*** DATA SECTION ***

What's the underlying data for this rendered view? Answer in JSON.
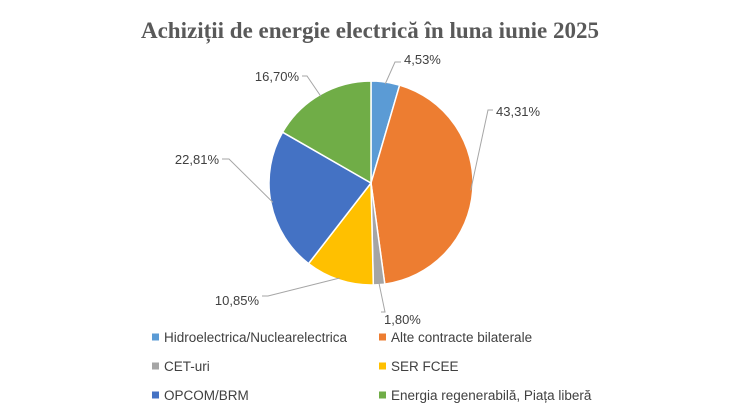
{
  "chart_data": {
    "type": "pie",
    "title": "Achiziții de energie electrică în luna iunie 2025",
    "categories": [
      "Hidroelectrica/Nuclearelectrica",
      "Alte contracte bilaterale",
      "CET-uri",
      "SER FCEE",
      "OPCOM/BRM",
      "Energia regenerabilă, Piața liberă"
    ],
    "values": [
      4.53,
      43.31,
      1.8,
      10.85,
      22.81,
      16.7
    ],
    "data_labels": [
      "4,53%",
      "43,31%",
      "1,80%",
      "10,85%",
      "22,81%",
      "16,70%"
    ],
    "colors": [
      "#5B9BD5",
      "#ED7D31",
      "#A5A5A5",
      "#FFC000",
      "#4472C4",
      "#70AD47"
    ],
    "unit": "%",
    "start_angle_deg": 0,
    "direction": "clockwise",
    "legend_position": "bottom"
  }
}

***

§ EXERCISE AIM
Strip out the images, then output the records above word for word.

§ IN RESPONSE
What's the underlying data for this rendered view? Answer in JSON.
{
  "chart_data": {
    "type": "pie",
    "title": "Achiziții de energie electrică în luna iunie 2025",
    "categories": [
      "Hidroelectrica/Nuclearelectrica",
      "Alte contracte bilaterale",
      "CET-uri",
      "SER FCEE",
      "OPCOM/BRM",
      "Energia regenerabilă, Piața liberă"
    ],
    "values": [
      4.53,
      43.31,
      1.8,
      10.85,
      22.81,
      16.7
    ],
    "data_labels": [
      "4,53%",
      "43,31%",
      "1,80%",
      "10,85%",
      "22,81%",
      "16,70%"
    ],
    "colors": [
      "#5B9BD5",
      "#ED7D31",
      "#A5A5A5",
      "#FFC000",
      "#4472C4",
      "#70AD47"
    ],
    "unit": "%",
    "start_angle_deg": 0,
    "direction": "clockwise",
    "legend_position": "bottom"
  }
}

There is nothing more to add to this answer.